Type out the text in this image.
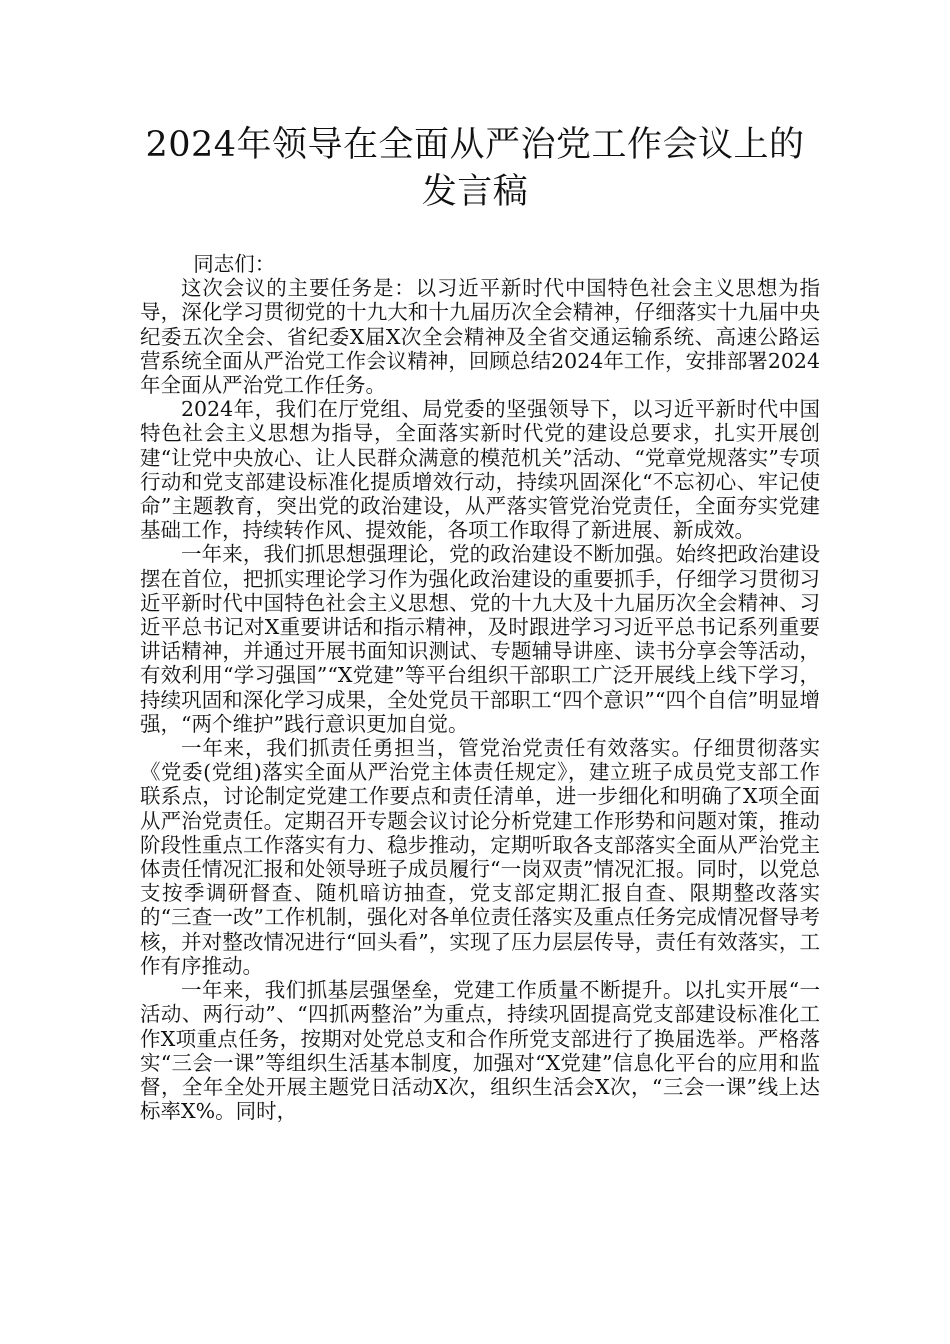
2024年领导在全面从严治党工作会议上的
发言稿

同志们：

这次会议的主要任务是：以习近平新时代中国特色社会主义思想为指导，深化学习贯彻党的十九大和十九届历次全会精神，仔细落实十九届中央纪委五次全会、省纪委X届X次全会精神及全省交通运输系统、高速公路运营系统全面从严治党工作会议精神，回顾总结2024年工作，安排部署2024年全面从严治党工作任务。

2024年，我们在厅党组、局党委的坚强领导下，以习近平新时代中国特色社会主义思想为指导，全面落实新时代党的建设总要求，扎实开展创建“让党中央放心、让人民群众满意的模范机关”活动、“党章党规落实”专项行动和党支部建设标准化提质增效行动，持续巩固深化“不忘初心、牢记使命”主题教育，突出党的政治建设，从严落实管党治党责任，全面夯实党建基础工作，持续转作风、提效能，各项工作取得了新进展、新成效。

一年来，我们抓思想强理论，党的政治建设不断加强。始终把政治建设摆在首位，把抓实理论学习作为强化政治建设的重要抓手，仔细学习贯彻习近平新时代中国特色社会主义思想、党的十九大及十九届历次全会精神、习近平总书记对X重要讲话和指示精神，及时跟进学习习近平总书记系列重要讲话精神，并通过开展书面知识测试、专题辅导讲座、读书分享会等活动，有效利用“学习强国”“X党建”等平台组织干部职工广泛开展线上线下学习，持续巩固和深化学习成果，全处党员干部职工“四个意识”“四个自信”明显增强，“两个维护”践行意识更加自觉。

一年来，我们抓责任勇担当，管党治党责任有效落实。仔细贯彻落实《党委(党组)落实全面从严治党主体责任规定》，建立班子成员党支部工作联系点，讨论制定党建工作要点和责任清单，进一步细化和明确了X项全面从严治党责任。定期召开专题会议讨论分析党建工作形势和问题对策，推动阶段性重点工作落实有力、稳步推动，定期听取各支部落实全面从严治党主体责任情况汇报和处领导班子成员履行“一岗双责”情况汇报。同时，以党总支按季调研督查、随机暗访抽查，党支部定期汇报自查、限期整改落实的“三查一改”工作机制，强化对各单位责任落实及重点任务完成情况督导考核，并对整改情况进行“回头看”，实现了压力层层传导，责任有效落实，工作有序推动。

一年来，我们抓基层强堡垒，党建工作质量不断提升。以扎实开展“一活动、两行动”、“四抓两整治”为重点，持续巩固提高党支部建设标准化工作X项重点任务，按期对处党总支和合作所党支部进行了换届选举。严格落实“三会一课”等组织生活基本制度，加强对“X党建”信息化平台的应用和监督，全年全处开展主题党日活动X次，组织生活会X次，“三会一课”线上达标率X%。同时，
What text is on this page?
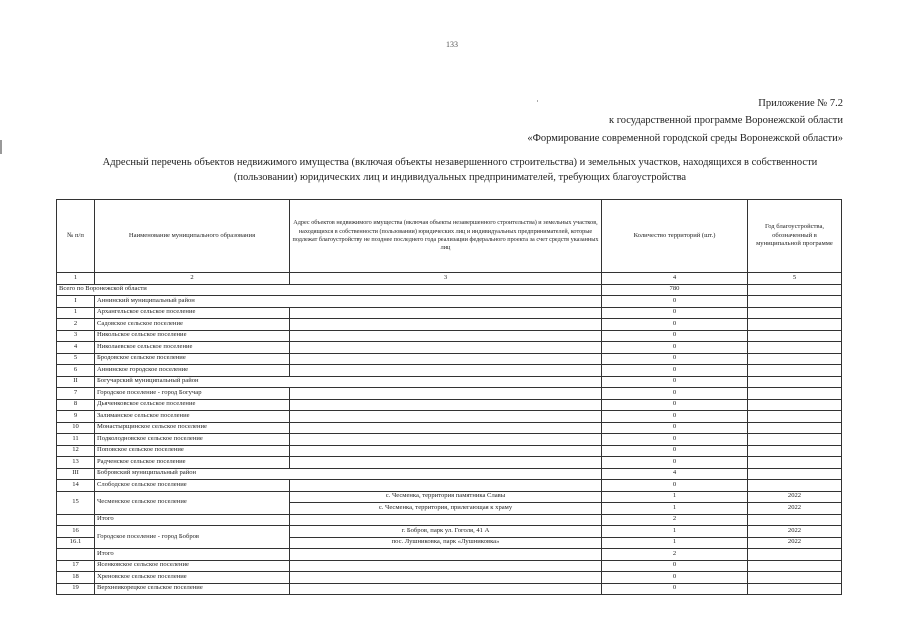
133
Приложение № 7.2
к государственной программе Воронежской области
«Формирование современной городской среды Воронежской области»
Адресный перечень объектов недвижимого имущества (включая объекты незавершенного строительства) и земельных участков, находящихся в собственности
(пользовании) юридических лиц и индивидуальных предпринимателей, требующих благоустройства
№ п/п	Наименование муниципального образования	Адрес объектов недвижимого имущества (включая объекты незавершенного строительства) и земельных участков, находящихся в собственности (пользовании) юридических лиц и индивидуальных предпринимателей, которые подлежат благоустройству не позднее последнего года реализации федерального проекта за счет средств указанных лиц	Количество территорий (шт.)	Год благоустройства, обозначенный в муниципальной программе
1	2	3	4	5
Всего по Воронежской области			780	
I	Аннинский муниципальный район		0	
1	Архангельское сельское поселение		0	
2	Садовское сельское поселение		0	
3	Никольское сельское поселение		0	
4	Николаевское сельское поселение		0	
5	Бродовское сельское поселение		0	
6	Аннинское городское поселение		0	
II	Богучарский муниципальный район		0	
7	Городское поселение - город Богучар		0	
8	Дьяченковское сельское поселение		0	
9	Залиманское сельское поселение		0	
10	Монастырщинское сельское поселение		0	
11	Подколодновское сельское поселение		0	
12	Поповское сельское поселение		0	
13	Радченское сельское поселение		0	
III	Бобровский муниципальный район		4	
14	Слободское сельское поселение		0	
15	Чесменское сельское поселение	с. Чесменка, территория памятника Славы	1	2022
		с. Чесменка, территория, прилегающая к храму	1	2022
	Итого		2	
16	Городское поселение - город Бобров	г. Бобров, парк ул. Гоголя, 41 А	1	2022
16.1		пос. Лушниковка, парк «Лушниковка»	1	2022
	Итого		2	
17	Ясенковское сельское поселение		0	
18	Хреновское сельское поселение		0	
19	Верхнеикорецкое сельское поселение		0	
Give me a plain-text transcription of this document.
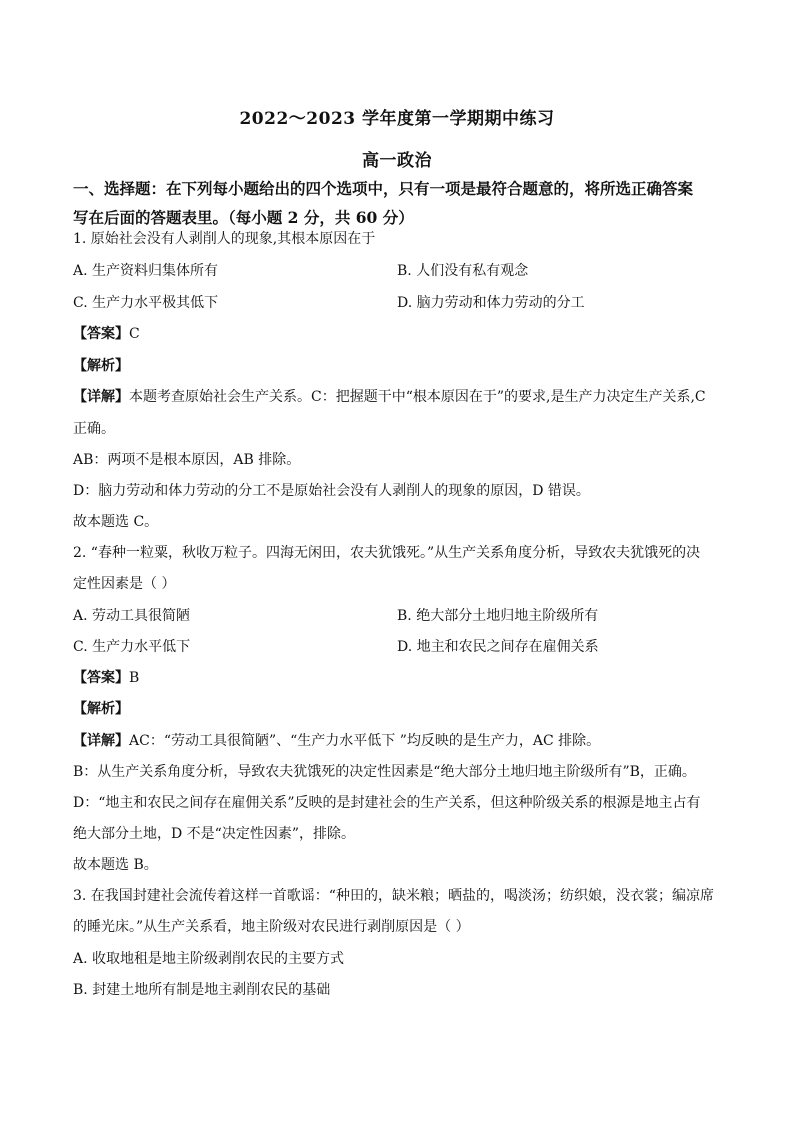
2022～2023 学年度第一学期期中练习
高一政治
一、选择题：在下列每小题给出的四个选项中，只有一项是最符合题意的，将所选正确答案
写在后面的答题表里。（每小题 2 分，共 60 分）
1. 原始社会没有人剥削人的现象,其根本原因在于
A. 生产资料归集体所有	B. 人们没有私有观念
C. 生产力水平极其低下	D. 脑力劳动和体力劳动的分工
【答案】C
【解析】
【详解】本题考查原始社会生产关系。C：把握题干中“根本原因在于”的要求,是生产力决定生产关系,C
正确。
AB：两项不是根本原因，AB 排除。
D：脑力劳动和体力劳动的分工不是原始社会没有人剥削人的现象的原因，D 错误。
故本题选 C。
2. “春种一粒粟，秋收万粒子。四海无闲田，农夫犹饿死。”从生产关系角度分析，导致农夫犹饿死的决
定性因素是（ ）
A. 劳动工具很简陋	B. 绝大部分土地归地主阶级所有
C. 生产力水平低下	D. 地主和农民之间存在雇佣关系
【答案】B
【解析】
【详解】AC：“劳动工具很简陋”、“生产力水平低下 ”均反映的是生产力，AC 排除。
B：从生产关系角度分析，导致农夫犹饿死的决定性因素是“绝大部分土地归地主阶级所有”B，正确。
D：“地主和农民之间存在雇佣关系”反映的是封建社会的生产关系，但这种阶级关系的根源是地主占有
绝大部分土地，D 不是“决定性因素”，排除。
故本题选 B。
3. 在我国封建社会流传着这样一首歌谣：“种田的，缺米粮；晒盐的，喝淡汤；纺织娘，没衣裳；编凉席
的睡光床。”从生产关系看，地主阶级对农民进行剥削原因是（ ）
A. 收取地租是地主阶级剥削农民的主要方式
B. 封建土地所有制是地主剥削农民的基础
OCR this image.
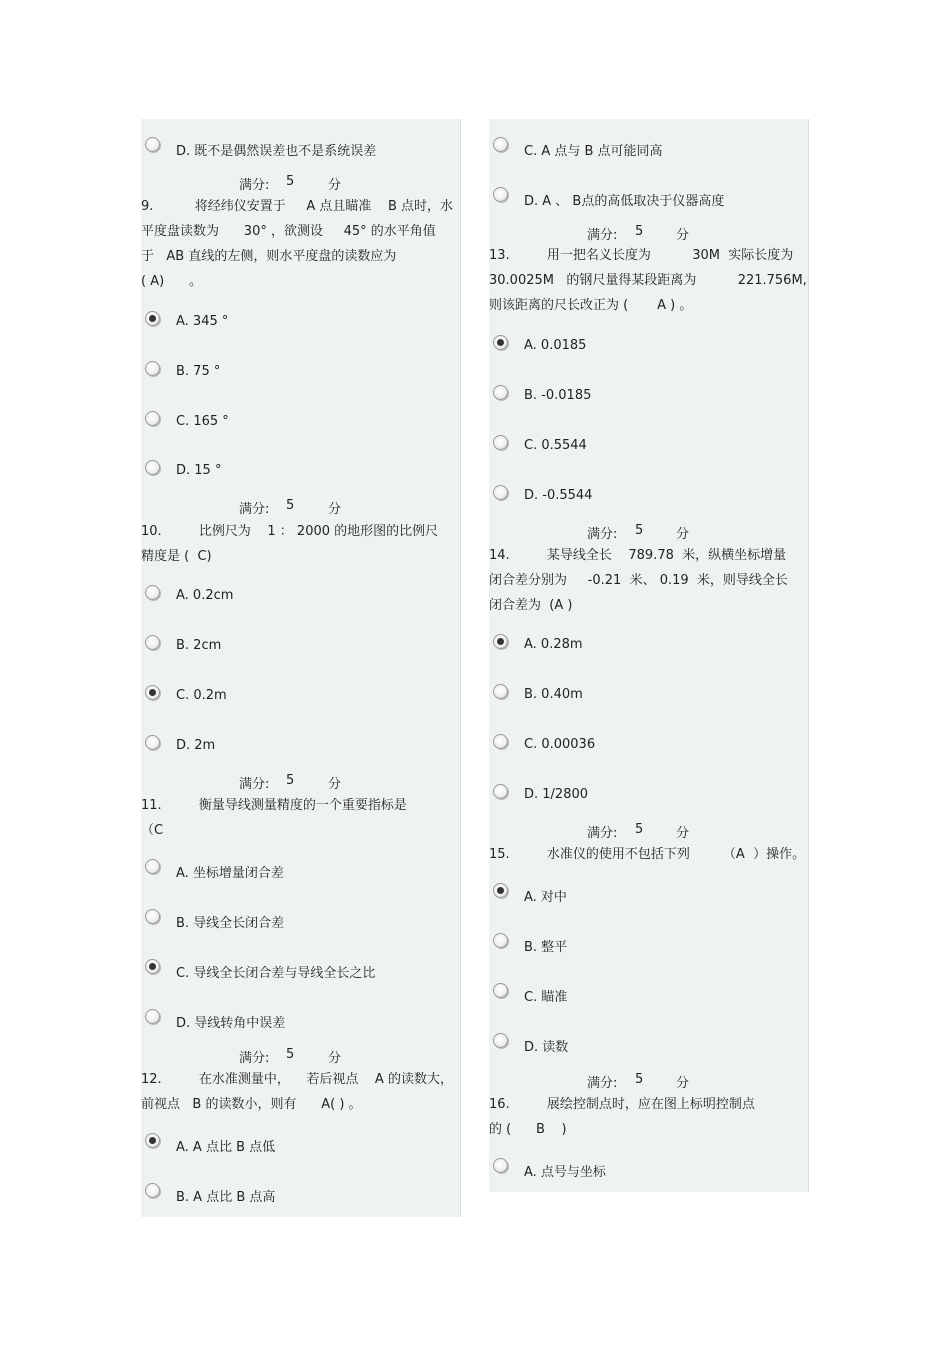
D. 既不是偶然误差也不是系统误差
满分: 5	分
9.          将经纬仪安置于     A 点且瞄准    B 点时，水
平度盘读数为      30° ，欲测设     45° 的水平角值
于   AB 直线的左侧，则水平度盘的读数应为
( A)      。
A. 345 °
B. 75 °
C. 165 °
D. 15 °
满分: 5	分
10.         比例尺为    1 ： 2000 的地形图的比例尺
精度是 (  C)
A. 0.2cm
B. 2cm
C. 0.2m
D. 2m
满分: 5	分
11.         衡量导线测量精度的一个重要指标是
（C
A. 坐标增量闭合差
B. 导线全长闭合差
C. 导线全长闭合差与导线全长之比
D. 导线转角中误差
满分: 5	分
12.         在水准测量中，    若后视点    A 的读数大，
前视点   B 的读数小，则有      A( ) 。
A. A 点比 B 点低
B. A 点比 B 点高
C. A 点与 B 点可能同高
D. A 、 B点的高低取决于仪器高度
满分: 5	分
13.         用一把名义长度为          30M  实际长度为
30.0025M   的钢尺量得某段距离为          221.756M,
则该距离的尺长改正为 (       A ) 。
A. 0.0185
B. -0.0185
C. 0.5544
D. -0.5544
满分: 5	分
14.         某导线全长    789.78  米，纵横坐标增量
闭合差分别为     -0.21  米、 0.19  米，则导线全长
闭合差为  (A )
A. 0.28m
B. 0.40m
C. 0.00036
D. 1/2800
满分: 5	分
15.         水准仪的使用不包括下列        （A  ）操作。
A. 对中
B. 整平
C. 瞄准
D. 读数
满分: 5	分
16.         展绘控制点时，应在图上标明控制点
的 (      B    )
A. 点号与坐标
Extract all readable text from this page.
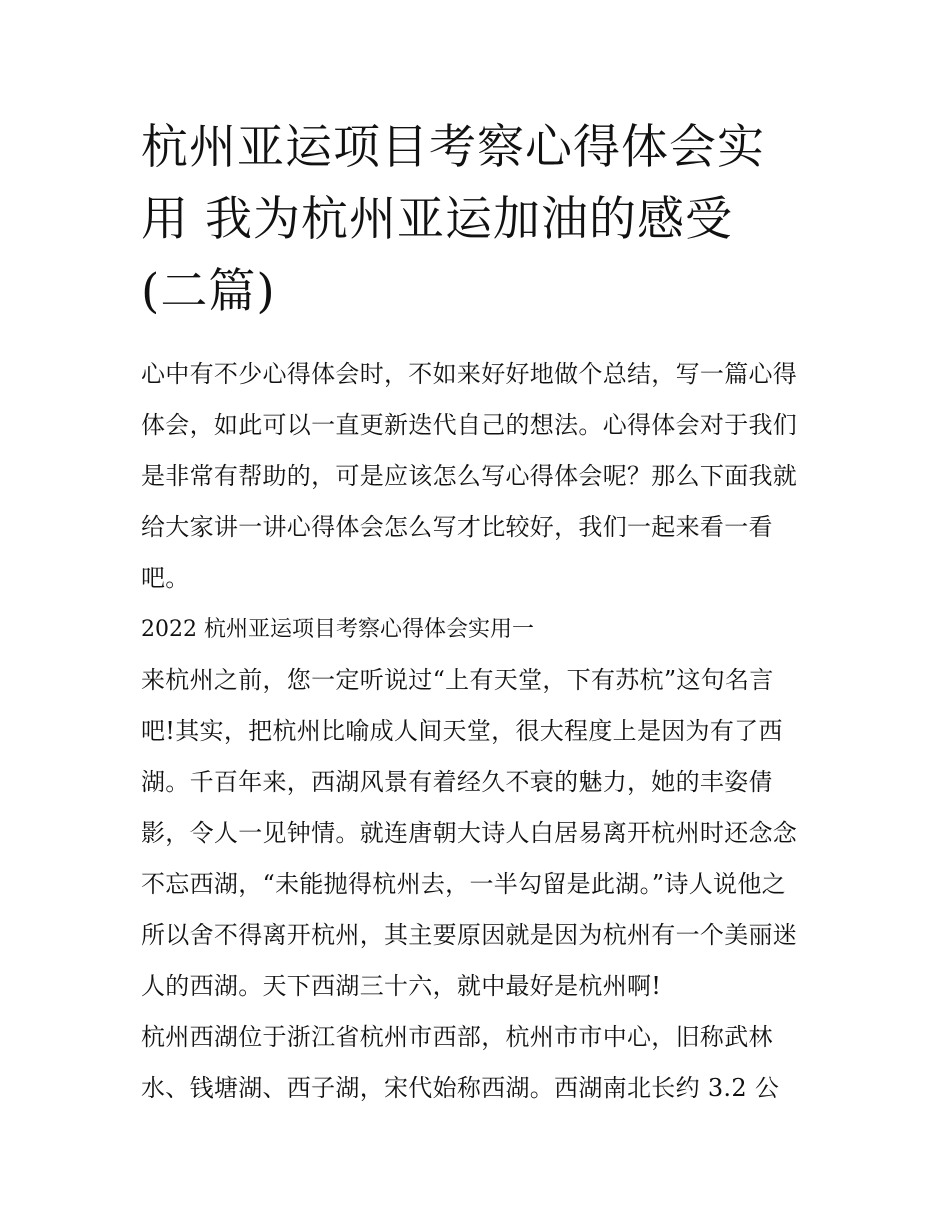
杭州亚运项目考察心得体会实
用 我为杭州亚运加油的感受
(二篇)

心中有不少心得体会时，不如来好好地做个总结，写一篇心得
体会，如此可以一直更新迭代自己的想法。心得体会对于我们
是非常有帮助的，可是应该怎么写心得体会呢？那么下面我就
给大家讲一讲心得体会怎么写才比较好，我们一起来看一看
吧。

2022 杭州亚运项目考察心得体会实用一

来杭州之前，您一定听说过“上有天堂，下有苏杭”这句名言
吧!其实，把杭州比喻成人间天堂，很大程度上是因为有了西
湖。千百年来，西湖风景有着经久不衰的魅力，她的丰姿倩
影，令人一见钟情。就连唐朝大诗人白居易离开杭州时还念念
不忘西湖，“未能抛得杭州去，一半勾留是此湖。”诗人说他之
所以舍不得离开杭州，其主要原因就是因为杭州有一个美丽迷
人的西湖。天下西湖三十六，就中最好是杭州啊!

杭州西湖位于浙江省杭州市西部，杭州市市中心，旧称武林
水、钱塘湖、西子湖，宋代始称西湖。西湖南北长约 3.2 公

Stated task – From the data above, gather every line that includes the word "this".

Correct result –
Type out the text in this image.
What text is on this page?
Give me a plain-text transcription of this document.
OCR this image.
Extract all readable text from this page.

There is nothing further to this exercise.